(Excerpt from a dataset)
++++++

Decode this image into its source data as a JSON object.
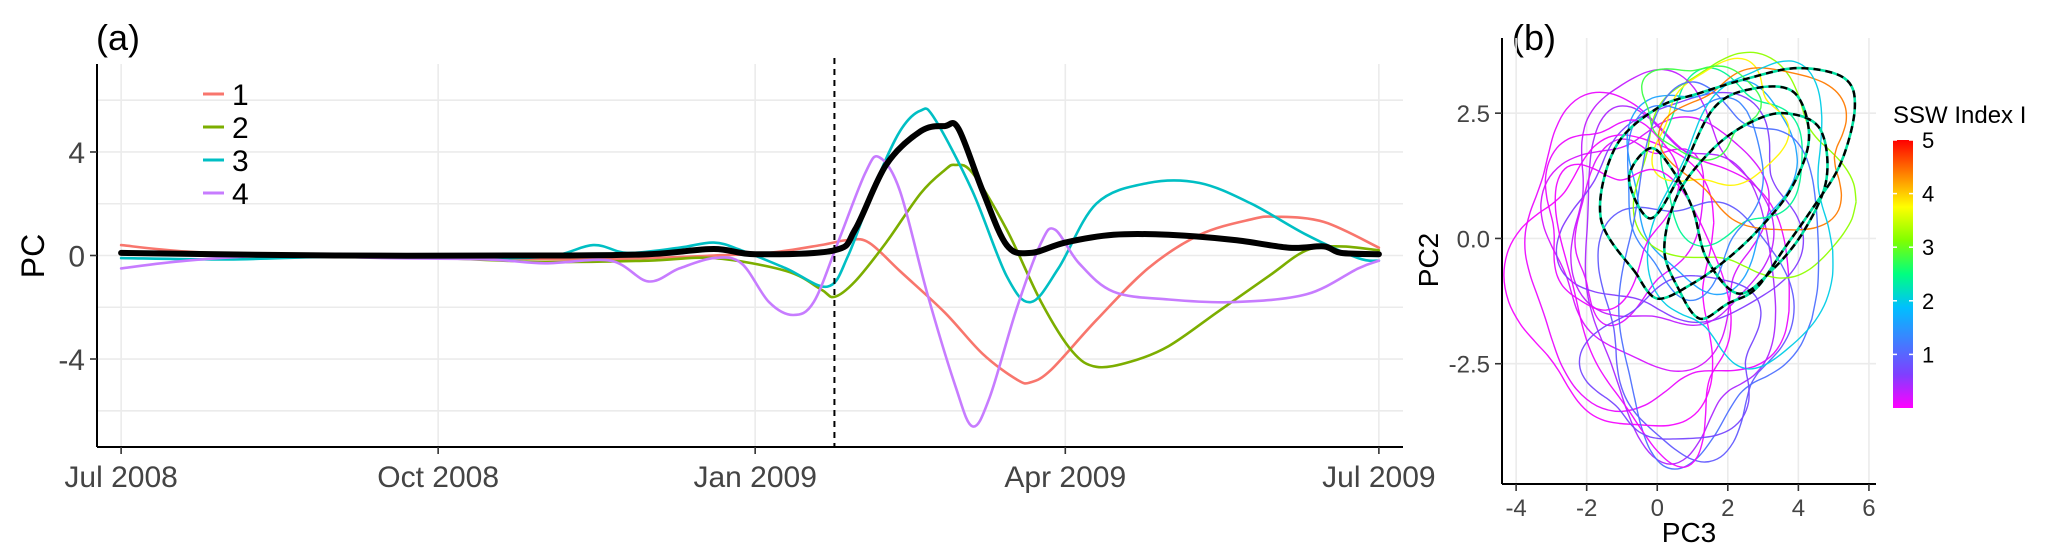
{
  "colors": {
    "series_1": "#F8766D",
    "series_2": "#7CAE00",
    "series_3": "#00BFC4",
    "series_4": "#C77CFF",
    "mean": "#000000",
    "event_marker": "#000000"
  },
  "chart_data": [
    {
      "type": "line",
      "panel_label": "(a)",
      "title": "",
      "xlabel": "",
      "ylabel": "PC",
      "x_type": "date",
      "xlim": [
        "2008-06-24",
        "2009-07-08"
      ],
      "ylim": [
        -7.4,
        7.4
      ],
      "xticks": [
        {
          "date": "2008-07-01",
          "label": "Jul 2008"
        },
        {
          "date": "2008-10-01",
          "label": "Oct 2008"
        },
        {
          "date": "2009-01-01",
          "label": "Jan 2009"
        },
        {
          "date": "2009-04-01",
          "label": "Apr 2009"
        },
        {
          "date": "2009-07-01",
          "label": "Jul 2009"
        }
      ],
      "yticks": [
        {
          "value": -4,
          "label": "-4"
        },
        {
          "value": 0,
          "label": "0"
        },
        {
          "value": 4,
          "label": "4"
        }
      ],
      "grid": true,
      "legend_position": "top-left",
      "event_line": {
        "date": "2009-01-24",
        "style": "dashed"
      },
      "series": [
        {
          "name": "1",
          "color_key": "series_1",
          "points": [
            [
              "2008-07-01",
              0.4
            ],
            [
              "2008-07-20",
              0.15
            ],
            [
              "2008-08-15",
              0.0
            ],
            [
              "2008-09-15",
              -0.05
            ],
            [
              "2008-10-15",
              -0.1
            ],
            [
              "2008-11-10",
              -0.15
            ],
            [
              "2008-12-01",
              -0.1
            ],
            [
              "2008-12-20",
              0.0
            ],
            [
              "2009-01-05",
              0.1
            ],
            [
              "2009-01-20",
              0.4
            ],
            [
              "2009-01-28",
              0.6
            ],
            [
              "2009-02-03",
              0.5
            ],
            [
              "2009-02-12",
              -0.6
            ],
            [
              "2009-02-25",
              -2.2
            ],
            [
              "2009-03-08",
              -3.8
            ],
            [
              "2009-03-18",
              -4.8
            ],
            [
              "2009-03-22",
              -4.9
            ],
            [
              "2009-03-28",
              -4.4
            ],
            [
              "2009-04-10",
              -2.5
            ],
            [
              "2009-04-25",
              -0.5
            ],
            [
              "2009-05-10",
              0.8
            ],
            [
              "2009-05-25",
              1.4
            ],
            [
              "2009-06-01",
              1.5
            ],
            [
              "2009-06-15",
              1.3
            ],
            [
              "2009-07-01",
              0.3
            ]
          ]
        },
        {
          "name": "2",
          "color_key": "series_2",
          "points": [
            [
              "2008-07-01",
              0.1
            ],
            [
              "2008-08-01",
              0.0
            ],
            [
              "2008-09-01",
              -0.05
            ],
            [
              "2008-10-01",
              -0.1
            ],
            [
              "2008-11-01",
              -0.25
            ],
            [
              "2008-12-01",
              -0.2
            ],
            [
              "2008-12-20",
              -0.1
            ],
            [
              "2009-01-10",
              -0.6
            ],
            [
              "2009-01-20",
              -1.3
            ],
            [
              "2009-01-24",
              -1.6
            ],
            [
              "2009-01-30",
              -1.0
            ],
            [
              "2009-02-08",
              0.5
            ],
            [
              "2009-02-18",
              2.4
            ],
            [
              "2009-02-25",
              3.3
            ],
            [
              "2009-02-28",
              3.5
            ],
            [
              "2009-03-05",
              3.2
            ],
            [
              "2009-03-15",
              1.0
            ],
            [
              "2009-03-25",
              -1.8
            ],
            [
              "2009-04-03",
              -3.7
            ],
            [
              "2009-04-10",
              -4.3
            ],
            [
              "2009-04-20",
              -4.1
            ],
            [
              "2009-05-01",
              -3.5
            ],
            [
              "2009-05-15",
              -2.2
            ],
            [
              "2009-05-30",
              -0.8
            ],
            [
              "2009-06-10",
              0.2
            ],
            [
              "2009-06-20",
              0.35
            ],
            [
              "2009-07-01",
              0.2
            ]
          ]
        },
        {
          "name": "3",
          "color_key": "series_3",
          "points": [
            [
              "2008-07-01",
              -0.1
            ],
            [
              "2008-08-01",
              -0.15
            ],
            [
              "2008-09-01",
              -0.05
            ],
            [
              "2008-10-01",
              -0.1
            ],
            [
              "2008-11-01",
              -0.05
            ],
            [
              "2008-11-15",
              0.4
            ],
            [
              "2008-11-25",
              0.1
            ],
            [
              "2008-12-10",
              0.3
            ],
            [
              "2008-12-20",
              0.5
            ],
            [
              "2008-12-28",
              0.2
            ],
            [
              "2009-01-10",
              -0.5
            ],
            [
              "2009-01-22",
              -1.2
            ],
            [
              "2009-01-28",
              0.0
            ],
            [
              "2009-02-05",
              2.8
            ],
            [
              "2009-02-12",
              4.8
            ],
            [
              "2009-02-18",
              5.6
            ],
            [
              "2009-02-22",
              5.3
            ],
            [
              "2009-03-05",
              2.5
            ],
            [
              "2009-03-15",
              -0.8
            ],
            [
              "2009-03-22",
              -1.8
            ],
            [
              "2009-03-30",
              -0.5
            ],
            [
              "2009-04-10",
              2.0
            ],
            [
              "2009-04-25",
              2.8
            ],
            [
              "2009-05-10",
              2.8
            ],
            [
              "2009-05-25",
              2.0
            ],
            [
              "2009-06-10",
              0.8
            ],
            [
              "2009-06-25",
              -0.1
            ],
            [
              "2009-07-01",
              -0.2
            ]
          ]
        },
        {
          "name": "4",
          "color_key": "series_4",
          "points": [
            [
              "2008-07-01",
              -0.5
            ],
            [
              "2008-07-20",
              -0.2
            ],
            [
              "2008-08-15",
              0.0
            ],
            [
              "2008-09-15",
              -0.1
            ],
            [
              "2008-10-15",
              -0.15
            ],
            [
              "2008-11-01",
              -0.3
            ],
            [
              "2008-11-20",
              -0.2
            ],
            [
              "2008-12-01",
              -1.0
            ],
            [
              "2008-12-10",
              -0.5
            ],
            [
              "2008-12-20",
              -0.1
            ],
            [
              "2008-12-28",
              -0.3
            ],
            [
              "2009-01-05",
              -1.8
            ],
            [
              "2009-01-12",
              -2.3
            ],
            [
              "2009-01-18",
              -1.8
            ],
            [
              "2009-01-25",
              0.5
            ],
            [
              "2009-02-02",
              3.2
            ],
            [
              "2009-02-06",
              3.8
            ],
            [
              "2009-02-12",
              2.5
            ],
            [
              "2009-02-20",
              -1.5
            ],
            [
              "2009-02-28",
              -5.0
            ],
            [
              "2009-03-05",
              -6.6
            ],
            [
              "2009-03-10",
              -5.5
            ],
            [
              "2009-03-18",
              -2.0
            ],
            [
              "2009-03-25",
              0.5
            ],
            [
              "2009-03-29",
              1.0
            ],
            [
              "2009-04-05",
              -0.3
            ],
            [
              "2009-04-15",
              -1.4
            ],
            [
              "2009-05-01",
              -1.7
            ],
            [
              "2009-05-20",
              -1.8
            ],
            [
              "2009-06-10",
              -1.5
            ],
            [
              "2009-06-25",
              -0.5
            ],
            [
              "2009-07-01",
              -0.2
            ]
          ]
        },
        {
          "name": "",
          "color_key": "mean",
          "line_weight": "bold",
          "points": [
            [
              "2008-07-01",
              0.1
            ],
            [
              "2008-09-01",
              0.0
            ],
            [
              "2008-11-01",
              0.0
            ],
            [
              "2008-12-01",
              0.05
            ],
            [
              "2008-12-20",
              0.25
            ],
            [
              "2009-01-01",
              0.05
            ],
            [
              "2009-01-24",
              0.2
            ],
            [
              "2009-01-30",
              1.0
            ],
            [
              "2009-02-08",
              3.5
            ],
            [
              "2009-02-18",
              4.8
            ],
            [
              "2009-02-25",
              5.0
            ],
            [
              "2009-03-01",
              4.9
            ],
            [
              "2009-03-08",
              2.5
            ],
            [
              "2009-03-15",
              0.4
            ],
            [
              "2009-03-22",
              0.1
            ],
            [
              "2009-04-01",
              0.5
            ],
            [
              "2009-04-15",
              0.8
            ],
            [
              "2009-05-01",
              0.8
            ],
            [
              "2009-05-20",
              0.6
            ],
            [
              "2009-06-05",
              0.3
            ],
            [
              "2009-06-15",
              0.35
            ],
            [
              "2009-06-20",
              0.1
            ],
            [
              "2009-07-01",
              0.05
            ]
          ]
        }
      ]
    },
    {
      "type": "line",
      "subtype": "phase-trajectory",
      "panel_label": "(b)",
      "title": "",
      "xlabel": "PC3",
      "ylabel": "PC2",
      "xlim": [
        -4.4,
        6.2
      ],
      "ylim": [
        -4.9,
        4.0
      ],
      "xticks": [
        -4,
        -2,
        0,
        2,
        4,
        6
      ],
      "yticks": [
        {
          "value": -2.5,
          "label": "-2.5"
        },
        {
          "value": 0.0,
          "label": "0.0"
        },
        {
          "value": 2.5,
          "label": "2.5"
        }
      ],
      "grid": true,
      "highlighted_trajectory_style": "black-dashed",
      "colorbar": {
        "title": "SSW Index I",
        "position": "right",
        "min": 0,
        "max": 5,
        "ticks": [
          1,
          2,
          3,
          4,
          5
        ],
        "gradient": [
          "#FF00FF",
          "#7F3FFF",
          "#3F7FFF",
          "#00BFFF",
          "#00FF80",
          "#80FF00",
          "#FFFF00",
          "#FF8000",
          "#FF0000"
        ]
      },
      "loops": [
        {
          "center": [
            0.0,
            0.0
          ],
          "rx": 3.0,
          "ry": 2.4,
          "rot": 10,
          "intensity": 0.2
        },
        {
          "center": [
            -0.2,
            -0.4
          ],
          "rx": 3.8,
          "ry": 2.8,
          "rot": -15,
          "intensity": 0.1
        },
        {
          "center": [
            0.5,
            -0.8
          ],
          "rx": 2.6,
          "ry": 3.3,
          "rot": 20,
          "intensity": 0.4
        },
        {
          "center": [
            -0.6,
            0.3
          ],
          "rx": 2.0,
          "ry": 1.5,
          "rot": 40,
          "intensity": 0.15
        },
        {
          "center": [
            0.8,
            0.5
          ],
          "rx": 3.2,
          "ry": 2.2,
          "rot": 5,
          "intensity": 0.6
        },
        {
          "center": [
            1.0,
            -1.6
          ],
          "rx": 2.6,
          "ry": 2.5,
          "rot": -30,
          "intensity": 0.9
        },
        {
          "center": [
            -1.0,
            -0.9
          ],
          "rx": 2.8,
          "ry": 2.9,
          "rot": 25,
          "intensity": 0.05
        },
        {
          "center": [
            1.5,
            1.2
          ],
          "rx": 2.3,
          "ry": 2.0,
          "rot": 15,
          "intensity": 1.6
        },
        {
          "center": [
            2.0,
            1.6
          ],
          "rx": 2.0,
          "ry": 1.6,
          "rot": 0,
          "intensity": 2.4
        },
        {
          "center": [
            2.4,
            1.3
          ],
          "rx": 3.0,
          "ry": 2.1,
          "rot": -10,
          "intensity": 3.2
        },
        {
          "center": [
            1.8,
            2.2
          ],
          "rx": 1.8,
          "ry": 1.2,
          "rot": 10,
          "intensity": 3.8
        },
        {
          "center": [
            3.0,
            1.8
          ],
          "rx": 2.5,
          "ry": 1.6,
          "rot": -5,
          "intensity": 4.4
        },
        {
          "center": [
            0.2,
            0.6
          ],
          "rx": 2.4,
          "ry": 2.8,
          "rot": 60,
          "intensity": 0.3
        },
        {
          "center": [
            1.6,
            -0.6
          ],
          "rx": 2.7,
          "ry": 3.6,
          "rot": -20,
          "intensity": 1.1
        },
        {
          "center": [
            -0.3,
            -1.2
          ],
          "rx": 2.0,
          "ry": 3.1,
          "rot": 30,
          "intensity": 0.08
        },
        {
          "center": [
            1.0,
            1.0
          ],
          "rx": 2.0,
          "ry": 1.8,
          "rot": 45,
          "intensity": 1.3
        },
        {
          "center": [
            2.6,
            0.4
          ],
          "rx": 2.4,
          "ry": 3.0,
          "rot": -15,
          "intensity": 2.0
        },
        {
          "center": [
            -1.4,
            0.6
          ],
          "rx": 1.6,
          "ry": 2.0,
          "rot": -40,
          "intensity": 0.1
        },
        {
          "center": [
            0.6,
            -2.4
          ],
          "rx": 2.4,
          "ry": 1.6,
          "rot": 10,
          "intensity": 0.7
        },
        {
          "center": [
            1.2,
            2.6
          ],
          "rx": 1.6,
          "ry": 0.9,
          "rot": 0,
          "intensity": 2.8
        }
      ],
      "highlighted_path": [
        [
          -0.6,
          -0.7
        ],
        [
          -1.6,
          0.4
        ],
        [
          -1.2,
          1.8
        ],
        [
          0.0,
          2.6
        ],
        [
          1.2,
          2.9
        ],
        [
          2.6,
          3.2
        ],
        [
          4.0,
          3.4
        ],
        [
          5.3,
          3.2
        ],
        [
          5.6,
          2.6
        ],
        [
          5.2,
          1.5
        ],
        [
          4.4,
          0.6
        ],
        [
          3.6,
          -0.2
        ],
        [
          2.8,
          -1.0
        ],
        [
          2.0,
          -1.3
        ],
        [
          1.2,
          -1.6
        ],
        [
          0.6,
          -1.0
        ],
        [
          0.2,
          -0.2
        ],
        [
          0.6,
          0.9
        ],
        [
          1.6,
          1.8
        ],
        [
          2.6,
          2.3
        ],
        [
          3.6,
          2.5
        ],
        [
          4.6,
          2.2
        ],
        [
          4.8,
          1.2
        ],
        [
          4.2,
          0.2
        ],
        [
          3.3,
          -0.6
        ],
        [
          2.3,
          -1.1
        ],
        [
          1.4,
          -0.4
        ],
        [
          1.0,
          0.6
        ],
        [
          0.4,
          1.4
        ],
        [
          -0.2,
          1.8
        ],
        [
          -0.8,
          1.2
        ],
        [
          -0.2,
          0.4
        ],
        [
          0.6,
          1.2
        ],
        [
          1.6,
          2.6
        ],
        [
          2.8,
          3.0
        ],
        [
          3.9,
          2.9
        ],
        [
          4.3,
          2.0
        ],
        [
          3.8,
          1.0
        ],
        [
          2.9,
          0.2
        ],
        [
          2.0,
          -0.4
        ],
        [
          1.0,
          -0.9
        ],
        [
          0.0,
          -1.2
        ],
        [
          -0.6,
          -0.7
        ]
      ]
    }
  ]
}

++++++

▸ **What is required**
Collect each line of the entries that has the word "value", copying it in full.

▸ **Expected output**
          "value": -4,
          "value": 0,
          "value": 4,
          "value": -2.5,
          "value": 0.0,
          "value": 2.5,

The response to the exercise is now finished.